[Directive] Each line that holds the word "screenshot" should be returned.

[Data]
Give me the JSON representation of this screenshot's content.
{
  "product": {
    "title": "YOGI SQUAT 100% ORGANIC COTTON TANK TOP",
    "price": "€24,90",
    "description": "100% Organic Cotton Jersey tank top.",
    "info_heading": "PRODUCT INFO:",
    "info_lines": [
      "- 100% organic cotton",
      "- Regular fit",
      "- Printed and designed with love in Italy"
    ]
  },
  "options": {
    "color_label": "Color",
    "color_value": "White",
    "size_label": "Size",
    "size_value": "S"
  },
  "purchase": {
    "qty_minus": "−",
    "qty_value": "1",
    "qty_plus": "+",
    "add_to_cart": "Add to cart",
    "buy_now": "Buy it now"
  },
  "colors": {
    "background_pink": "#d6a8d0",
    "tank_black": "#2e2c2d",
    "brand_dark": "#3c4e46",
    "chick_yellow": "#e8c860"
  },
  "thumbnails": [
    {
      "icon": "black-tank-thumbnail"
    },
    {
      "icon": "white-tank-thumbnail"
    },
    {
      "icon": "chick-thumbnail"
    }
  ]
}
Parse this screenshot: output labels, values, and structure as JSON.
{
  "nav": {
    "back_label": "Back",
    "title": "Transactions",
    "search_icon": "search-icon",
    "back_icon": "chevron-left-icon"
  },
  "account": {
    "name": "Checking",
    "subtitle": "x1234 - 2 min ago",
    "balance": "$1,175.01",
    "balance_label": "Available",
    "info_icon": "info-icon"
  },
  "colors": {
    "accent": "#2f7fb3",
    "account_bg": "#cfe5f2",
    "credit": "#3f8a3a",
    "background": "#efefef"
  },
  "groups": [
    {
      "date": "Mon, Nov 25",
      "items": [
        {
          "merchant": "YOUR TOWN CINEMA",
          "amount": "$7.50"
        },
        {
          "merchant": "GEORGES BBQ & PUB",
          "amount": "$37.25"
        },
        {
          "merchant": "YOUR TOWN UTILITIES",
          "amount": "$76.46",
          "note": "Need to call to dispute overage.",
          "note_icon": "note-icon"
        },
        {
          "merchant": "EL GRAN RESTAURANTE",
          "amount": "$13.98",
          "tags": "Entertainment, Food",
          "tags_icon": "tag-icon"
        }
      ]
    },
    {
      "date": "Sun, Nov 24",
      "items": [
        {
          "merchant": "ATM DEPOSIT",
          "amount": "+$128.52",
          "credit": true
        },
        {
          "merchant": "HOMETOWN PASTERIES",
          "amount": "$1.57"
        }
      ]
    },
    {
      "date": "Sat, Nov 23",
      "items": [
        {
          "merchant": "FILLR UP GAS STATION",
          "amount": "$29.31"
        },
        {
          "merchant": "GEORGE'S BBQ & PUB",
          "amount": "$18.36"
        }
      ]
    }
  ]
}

[The solution]
Give me the JSON representation of this screenshot's content.
Parse this screenshot: output labels, values, and structure as JSON.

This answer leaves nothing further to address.